** DATA EXTRACT **
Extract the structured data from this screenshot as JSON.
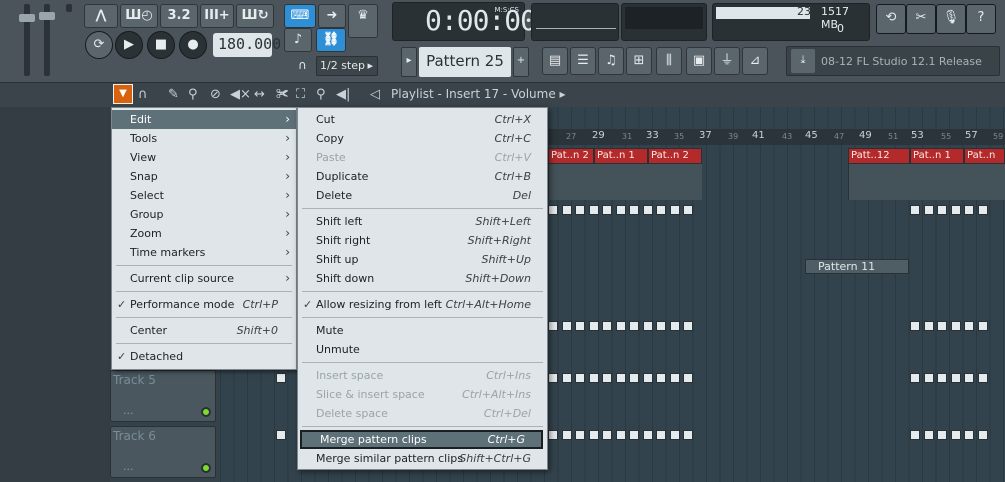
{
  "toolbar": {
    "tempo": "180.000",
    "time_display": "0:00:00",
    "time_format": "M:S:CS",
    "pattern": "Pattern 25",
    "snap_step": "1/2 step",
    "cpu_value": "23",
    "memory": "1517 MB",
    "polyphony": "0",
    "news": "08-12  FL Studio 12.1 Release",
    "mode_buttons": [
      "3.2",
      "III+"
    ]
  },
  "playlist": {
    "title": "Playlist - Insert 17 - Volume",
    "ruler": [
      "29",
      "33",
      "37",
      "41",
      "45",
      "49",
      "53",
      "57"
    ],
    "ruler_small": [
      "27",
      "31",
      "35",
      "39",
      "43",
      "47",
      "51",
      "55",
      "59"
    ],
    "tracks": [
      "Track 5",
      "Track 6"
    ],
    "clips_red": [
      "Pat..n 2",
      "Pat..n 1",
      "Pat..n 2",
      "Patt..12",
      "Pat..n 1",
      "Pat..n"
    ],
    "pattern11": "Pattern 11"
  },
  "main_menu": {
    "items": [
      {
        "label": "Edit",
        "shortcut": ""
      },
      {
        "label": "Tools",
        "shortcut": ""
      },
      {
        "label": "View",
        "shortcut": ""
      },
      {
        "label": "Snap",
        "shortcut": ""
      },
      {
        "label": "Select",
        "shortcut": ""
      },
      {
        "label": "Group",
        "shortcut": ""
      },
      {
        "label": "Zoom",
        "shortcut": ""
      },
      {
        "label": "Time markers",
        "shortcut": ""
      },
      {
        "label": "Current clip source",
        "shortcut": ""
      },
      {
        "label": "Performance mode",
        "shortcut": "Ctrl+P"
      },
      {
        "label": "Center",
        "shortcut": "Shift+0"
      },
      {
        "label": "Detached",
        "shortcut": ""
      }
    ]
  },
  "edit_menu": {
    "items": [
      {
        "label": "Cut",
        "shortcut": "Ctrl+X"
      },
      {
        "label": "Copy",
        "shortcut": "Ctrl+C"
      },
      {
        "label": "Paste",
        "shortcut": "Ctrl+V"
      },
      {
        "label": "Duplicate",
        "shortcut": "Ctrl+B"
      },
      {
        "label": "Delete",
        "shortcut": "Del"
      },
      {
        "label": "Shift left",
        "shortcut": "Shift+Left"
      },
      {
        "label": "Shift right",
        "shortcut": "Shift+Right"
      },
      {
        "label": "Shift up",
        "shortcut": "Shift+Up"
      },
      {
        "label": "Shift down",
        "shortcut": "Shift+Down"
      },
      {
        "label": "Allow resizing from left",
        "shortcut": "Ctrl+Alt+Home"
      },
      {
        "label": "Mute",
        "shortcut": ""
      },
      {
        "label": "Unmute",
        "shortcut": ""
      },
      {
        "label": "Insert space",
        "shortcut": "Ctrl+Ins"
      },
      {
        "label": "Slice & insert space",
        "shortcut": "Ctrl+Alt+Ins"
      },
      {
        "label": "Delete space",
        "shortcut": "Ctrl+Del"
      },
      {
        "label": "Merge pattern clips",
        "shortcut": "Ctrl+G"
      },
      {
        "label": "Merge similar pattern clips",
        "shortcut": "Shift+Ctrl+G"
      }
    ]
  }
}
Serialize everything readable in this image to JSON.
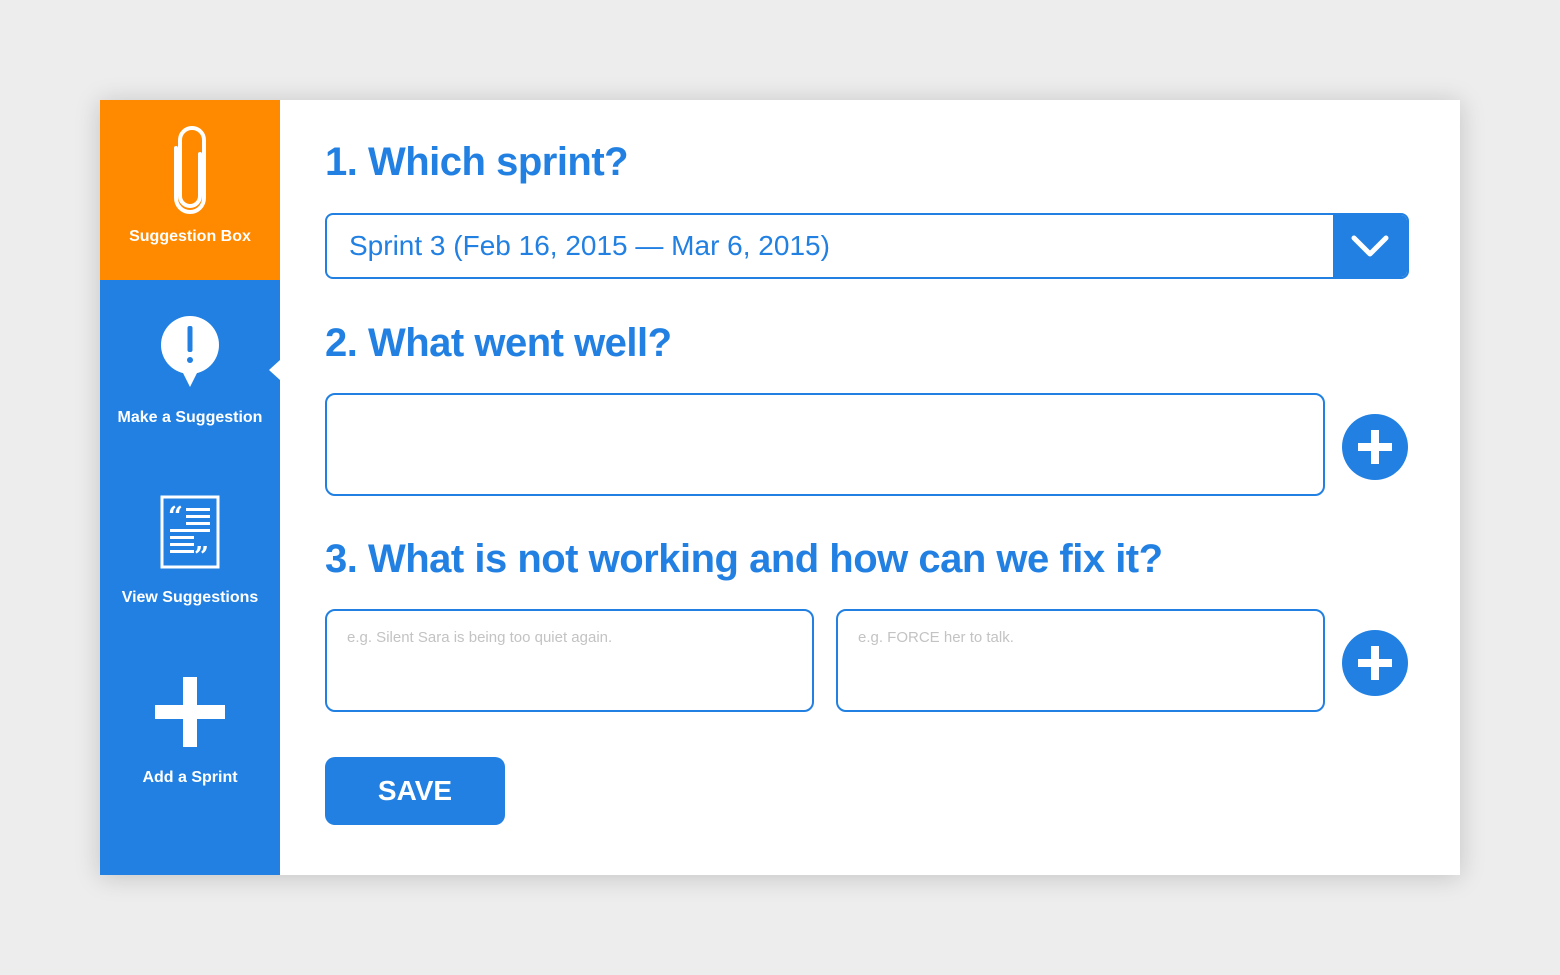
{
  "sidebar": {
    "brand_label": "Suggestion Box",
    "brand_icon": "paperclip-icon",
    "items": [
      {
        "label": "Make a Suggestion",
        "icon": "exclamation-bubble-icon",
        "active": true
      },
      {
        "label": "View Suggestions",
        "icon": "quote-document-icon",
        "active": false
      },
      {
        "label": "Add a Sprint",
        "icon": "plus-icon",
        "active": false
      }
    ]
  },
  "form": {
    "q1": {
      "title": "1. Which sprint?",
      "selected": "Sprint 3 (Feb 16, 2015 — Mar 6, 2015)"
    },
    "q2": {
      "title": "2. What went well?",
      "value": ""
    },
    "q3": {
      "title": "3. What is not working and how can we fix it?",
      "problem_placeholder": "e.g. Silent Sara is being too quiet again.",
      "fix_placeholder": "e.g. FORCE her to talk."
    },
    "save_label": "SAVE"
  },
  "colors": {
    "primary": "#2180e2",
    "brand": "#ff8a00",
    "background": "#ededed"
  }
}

** TASK GOAL **
Write out the data precisely as given, excluding the pictures.

** ANSWER **
Extract the structured data from this screenshot as JSON.
{
  "toolbar": {
    "tempo": "180.000",
    "time_display": "0:00:00",
    "time_format": "M:S:CS",
    "pattern": "Pattern 25",
    "snap_step": "1/2 step",
    "cpu_value": "23",
    "memory": "1517 MB",
    "polyphony": "0",
    "news": "08-12  FL Studio 12.1 Release",
    "mode_buttons": [
      "3.2",
      "III+"
    ]
  },
  "playlist": {
    "title": "Playlist - Insert 17 - Volume",
    "ruler": [
      "29",
      "33",
      "37",
      "41",
      "45",
      "49",
      "53",
      "57"
    ],
    "ruler_small": [
      "27",
      "31",
      "35",
      "39",
      "43",
      "47",
      "51",
      "55",
      "59"
    ],
    "tracks": [
      "Track 5",
      "Track 6"
    ],
    "clips_red": [
      "Pat..n 2",
      "Pat..n 1",
      "Pat..n 2",
      "Patt..12",
      "Pat..n 1",
      "Pat..n"
    ],
    "pattern11": "Pattern 11"
  },
  "main_menu": {
    "items": [
      {
        "label": "Edit",
        "shortcut": ""
      },
      {
        "label": "Tools",
        "shortcut": ""
      },
      {
        "label": "View",
        "shortcut": ""
      },
      {
        "label": "Snap",
        "shortcut": ""
      },
      {
        "label": "Select",
        "shortcut": ""
      },
      {
        "label": "Group",
        "shortcut": ""
      },
      {
        "label": "Zoom",
        "shortcut": ""
      },
      {
        "label": "Time markers",
        "shortcut": ""
      },
      {
        "label": "Current clip source",
        "shortcut": ""
      },
      {
        "label": "Performance mode",
        "shortcut": "Ctrl+P"
      },
      {
        "label": "Center",
        "shortcut": "Shift+0"
      },
      {
        "label": "Detached",
        "shortcut": ""
      }
    ]
  },
  "edit_menu": {
    "items": [
      {
        "label": "Cut",
        "shortcut": "Ctrl+X"
      },
      {
        "label": "Copy",
        "shortcut": "Ctrl+C"
      },
      {
        "label": "Paste",
        "shortcut": "Ctrl+V"
      },
      {
        "label": "Duplicate",
        "shortcut": "Ctrl+B"
      },
      {
        "label": "Delete",
        "shortcut": "Del"
      },
      {
        "label": "Shift left",
        "shortcut": "Shift+Left"
      },
      {
        "label": "Shift right",
        "shortcut": "Shift+Right"
      },
      {
        "label": "Shift up",
        "shortcut": "Shift+Up"
      },
      {
        "label": "Shift down",
        "shortcut": "Shift+Down"
      },
      {
        "label": "Allow resizing from left",
        "shortcut": "Ctrl+Alt+Home"
      },
      {
        "label": "Mute",
        "shortcut": ""
      },
      {
        "label": "Unmute",
        "shortcut": ""
      },
      {
        "label": "Insert space",
        "shortcut": "Ctrl+Ins"
      },
      {
        "label": "Slice & insert space",
        "shortcut": "Ctrl+Alt+Ins"
      },
      {
        "label": "Delete space",
        "shortcut": "Ctrl+Del"
      },
      {
        "label": "Merge pattern clips",
        "shortcut": "Ctrl+G"
      },
      {
        "label": "Merge similar pattern clips",
        "shortcut": "Shift+Ctrl+G"
      }
    ]
  }
}
Serialize everything readable in this image to JSON.
{
  "sidebar": {
    "brand_label": "Suggestion Box",
    "brand_icon": "paperclip-icon",
    "items": [
      {
        "label": "Make a Suggestion",
        "icon": "exclamation-bubble-icon",
        "active": true
      },
      {
        "label": "View Suggestions",
        "icon": "quote-document-icon",
        "active": false
      },
      {
        "label": "Add a Sprint",
        "icon": "plus-icon",
        "active": false
      }
    ]
  },
  "form": {
    "q1": {
      "title": "1. Which sprint?",
      "selected": "Sprint 3 (Feb 16, 2015 — Mar 6, 2015)"
    },
    "q2": {
      "title": "2. What went well?",
      "value": ""
    },
    "q3": {
      "title": "3. What is not working and how can we fix it?",
      "problem_placeholder": "e.g. Silent Sara is being too quiet again.",
      "fix_placeholder": "e.g. FORCE her to talk."
    },
    "save_label": "SAVE"
  },
  "colors": {
    "primary": "#2180e2",
    "brand": "#ff8a00",
    "background": "#ededed"
  }
}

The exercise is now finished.